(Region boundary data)
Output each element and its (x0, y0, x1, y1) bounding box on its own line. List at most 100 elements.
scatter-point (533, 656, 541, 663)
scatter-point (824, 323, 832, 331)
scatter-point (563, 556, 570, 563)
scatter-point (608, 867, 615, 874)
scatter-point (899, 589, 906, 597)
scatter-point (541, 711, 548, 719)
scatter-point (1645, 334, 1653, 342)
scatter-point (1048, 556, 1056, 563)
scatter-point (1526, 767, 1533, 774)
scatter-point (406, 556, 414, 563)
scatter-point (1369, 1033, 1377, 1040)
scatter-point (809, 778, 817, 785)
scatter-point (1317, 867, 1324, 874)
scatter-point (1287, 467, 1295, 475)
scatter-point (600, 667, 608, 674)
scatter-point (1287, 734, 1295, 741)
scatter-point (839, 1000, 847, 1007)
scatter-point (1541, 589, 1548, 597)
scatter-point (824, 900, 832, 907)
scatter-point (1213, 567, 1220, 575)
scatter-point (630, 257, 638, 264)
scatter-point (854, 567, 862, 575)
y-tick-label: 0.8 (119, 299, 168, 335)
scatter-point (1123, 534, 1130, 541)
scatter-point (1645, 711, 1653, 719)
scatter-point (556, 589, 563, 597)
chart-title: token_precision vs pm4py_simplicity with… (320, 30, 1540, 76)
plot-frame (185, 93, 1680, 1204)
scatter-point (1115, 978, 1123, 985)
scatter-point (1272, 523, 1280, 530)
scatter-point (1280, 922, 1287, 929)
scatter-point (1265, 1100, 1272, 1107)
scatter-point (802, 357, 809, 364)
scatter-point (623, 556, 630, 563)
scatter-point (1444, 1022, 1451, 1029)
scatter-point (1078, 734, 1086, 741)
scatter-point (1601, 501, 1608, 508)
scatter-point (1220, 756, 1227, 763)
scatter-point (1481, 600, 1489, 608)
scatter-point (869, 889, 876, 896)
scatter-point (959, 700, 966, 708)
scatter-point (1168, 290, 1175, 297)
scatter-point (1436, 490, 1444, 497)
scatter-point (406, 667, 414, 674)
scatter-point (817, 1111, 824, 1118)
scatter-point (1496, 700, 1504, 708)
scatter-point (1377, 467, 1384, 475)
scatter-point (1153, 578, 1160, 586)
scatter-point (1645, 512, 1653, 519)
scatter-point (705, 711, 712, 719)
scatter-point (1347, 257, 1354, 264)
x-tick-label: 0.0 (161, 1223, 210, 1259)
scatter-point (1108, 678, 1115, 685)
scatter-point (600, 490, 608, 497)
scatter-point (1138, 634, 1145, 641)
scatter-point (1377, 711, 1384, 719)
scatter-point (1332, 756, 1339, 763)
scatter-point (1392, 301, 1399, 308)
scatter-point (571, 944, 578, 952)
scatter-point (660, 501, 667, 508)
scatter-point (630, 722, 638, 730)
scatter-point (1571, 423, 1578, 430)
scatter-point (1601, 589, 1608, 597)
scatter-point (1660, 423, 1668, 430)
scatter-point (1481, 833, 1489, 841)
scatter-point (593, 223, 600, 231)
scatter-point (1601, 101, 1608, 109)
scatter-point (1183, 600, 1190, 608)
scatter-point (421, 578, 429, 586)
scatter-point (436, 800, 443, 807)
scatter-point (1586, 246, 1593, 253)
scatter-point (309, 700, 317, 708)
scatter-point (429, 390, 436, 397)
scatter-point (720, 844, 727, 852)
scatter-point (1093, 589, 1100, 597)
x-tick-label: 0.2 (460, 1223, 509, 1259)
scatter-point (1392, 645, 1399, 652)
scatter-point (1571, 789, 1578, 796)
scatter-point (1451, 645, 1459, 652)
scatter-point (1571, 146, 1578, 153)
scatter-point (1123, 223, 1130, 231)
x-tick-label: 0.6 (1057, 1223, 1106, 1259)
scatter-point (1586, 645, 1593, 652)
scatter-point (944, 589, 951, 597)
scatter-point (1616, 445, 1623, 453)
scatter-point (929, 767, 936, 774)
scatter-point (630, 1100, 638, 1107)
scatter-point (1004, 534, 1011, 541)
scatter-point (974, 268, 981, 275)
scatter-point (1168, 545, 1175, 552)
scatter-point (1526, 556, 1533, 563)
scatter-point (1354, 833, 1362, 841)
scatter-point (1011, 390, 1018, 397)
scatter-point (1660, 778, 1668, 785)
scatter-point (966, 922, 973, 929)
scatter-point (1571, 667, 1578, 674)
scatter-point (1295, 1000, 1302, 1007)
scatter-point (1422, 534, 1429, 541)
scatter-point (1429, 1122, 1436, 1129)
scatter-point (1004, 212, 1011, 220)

- [Aim]:
Convert the records from their first line up to and including the line with "scatter-point (1541, 589, 1548, 597)" into a Markdown table with the columns Row and Line, numbering each line and skipping blank ones.

- [Exercise output]:
| Row | Line |
|---|---|
| 1 | Output each element and its (x0, y0, x1, y1) bounding box on its own line. List at most 100 elements. |
| 2 | scatter-point (533, 656, 541, 663) |
| 3 | scatter-point (824, 323, 832, 331) |
| 4 | scatter-point (563, 556, 570, 563) |
| 5 | scatter-point (608, 867, 615, 874) |
| 6 | scatter-point (899, 589, 906, 597) |
| 7 | scatter-point (541, 711, 548, 719) |
| 8 | scatter-point (1645, 334, 1653, 342) |
| 9 | scatter-point (1048, 556, 1056, 563) |
| 10 | scatter-point (1526, 767, 1533, 774) |
| 11 | scatter-point (406, 556, 414, 563) |
| 12 | scatter-point (1369, 1033, 1377, 1040) |
| 13 | scatter-point (809, 778, 817, 785) |
| 14 | scatter-point (1317, 867, 1324, 874) |
| 15 | scatter-point (1287, 467, 1295, 475) |
| 16 | scatter-point (600, 667, 608, 674) |
| 17 | scatter-point (1287, 734, 1295, 741) |
| 18 | scatter-point (839, 1000, 847, 1007) |
| 19 | scatter-point (1541, 589, 1548, 597) |